■ **EXERCISE INSTRUCTIONS**:
Output the full listing below exactly, without the pictures.

************

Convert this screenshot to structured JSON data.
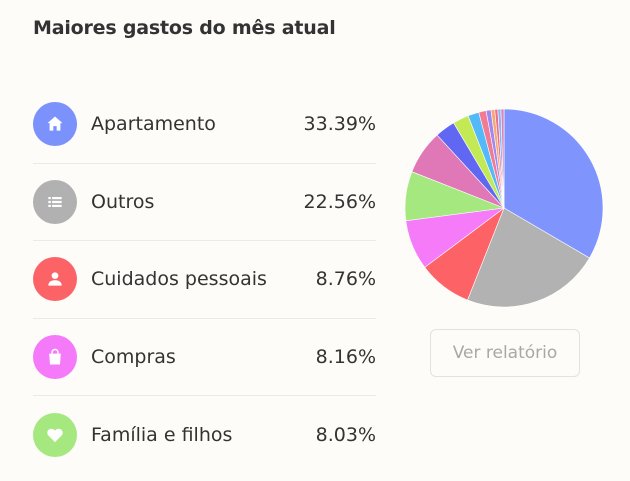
{
  "title": "Maiores gastos do mês atual",
  "categories": [
    {
      "label": "Apartamento",
      "percent": "33.39%",
      "icon": "home-icon",
      "color": "#7b91fb"
    },
    {
      "label": "Outros",
      "percent": "22.56%",
      "icon": "list-icon",
      "color": "#b1b1b1"
    },
    {
      "label": "Cuidados pessoais",
      "percent": "8.76%",
      "icon": "person-icon",
      "color": "#fc6366"
    },
    {
      "label": "Compras",
      "percent": "8.16%",
      "icon": "shopping-bag-icon",
      "color": "#f57af9"
    },
    {
      "label": "Família e filhos",
      "percent": "8.03%",
      "icon": "heart-icon",
      "color": "#a6e880"
    }
  ],
  "report_button": {
    "label": "Ver relatório"
  },
  "chart_data": {
    "type": "pie",
    "slices": [
      {
        "value": 33.39,
        "color": "#7f95fd"
      },
      {
        "value": 22.56,
        "color": "#b2b2b2"
      },
      {
        "value": 8.76,
        "color": "#fd6366"
      },
      {
        "value": 8.16,
        "color": "#f57bf9"
      },
      {
        "value": 8.03,
        "color": "#a6e880"
      },
      {
        "value": 7.2,
        "color": "#e077b6"
      },
      {
        "value": 3.3,
        "color": "#6067f2"
      },
      {
        "value": 2.6,
        "color": "#c3ea55"
      },
      {
        "value": 1.8,
        "color": "#54b9f9"
      },
      {
        "value": 1.2,
        "color": "#f27b94"
      },
      {
        "value": 0.8,
        "color": "#9d88f4"
      },
      {
        "value": 0.6,
        "color": "#f5a872"
      },
      {
        "value": 0.5,
        "color": "#f06f86"
      },
      {
        "value": 0.5,
        "color": "#8ab3f8"
      },
      {
        "value": 0.5,
        "color": "#d687b9"
      }
    ]
  }
}
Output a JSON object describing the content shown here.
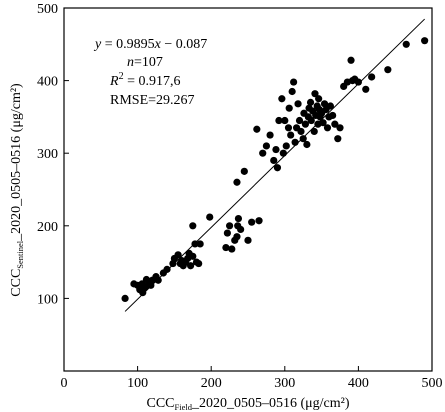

************

■ **ANSWER TO THIS EXERCISE**:
Convert this screenshot to structured JSON data.
{
  "title": "Maiores gastos do mês atual",
  "categories": [
    {
      "label": "Apartamento",
      "percent": "33.39%",
      "icon": "home-icon",
      "color": "#7b91fb"
    },
    {
      "label": "Outros",
      "percent": "22.56%",
      "icon": "list-icon",
      "color": "#b1b1b1"
    },
    {
      "label": "Cuidados pessoais",
      "percent": "8.76%",
      "icon": "person-icon",
      "color": "#fc6366"
    },
    {
      "label": "Compras",
      "percent": "8.16%",
      "icon": "shopping-bag-icon",
      "color": "#f57af9"
    },
    {
      "label": "Família e filhos",
      "percent": "8.03%",
      "icon": "heart-icon",
      "color": "#a6e880"
    }
  ],
  "report_button": {
    "label": "Ver relatório"
  },
  "chart_data": {
    "type": "pie",
    "slices": [
      {
        "value": 33.39,
        "color": "#7f95fd"
      },
      {
        "value": 22.56,
        "color": "#b2b2b2"
      },
      {
        "value": 8.76,
        "color": "#fd6366"
      },
      {
        "value": 8.16,
        "color": "#f57bf9"
      },
      {
        "value": 8.03,
        "color": "#a6e880"
      },
      {
        "value": 7.2,
        "color": "#e077b6"
      },
      {
        "value": 3.3,
        "color": "#6067f2"
      },
      {
        "value": 2.6,
        "color": "#c3ea55"
      },
      {
        "value": 1.8,
        "color": "#54b9f9"
      },
      {
        "value": 1.2,
        "color": "#f27b94"
      },
      {
        "value": 0.8,
        "color": "#9d88f4"
      },
      {
        "value": 0.6,
        "color": "#f5a872"
      },
      {
        "value": 0.5,
        "color": "#f06f86"
      },
      {
        "value": 0.5,
        "color": "#8ab3f8"
      },
      {
        "value": 0.5,
        "color": "#d687b9"
      }
    ]
  }
}
Output a JSON object describing the content shown here.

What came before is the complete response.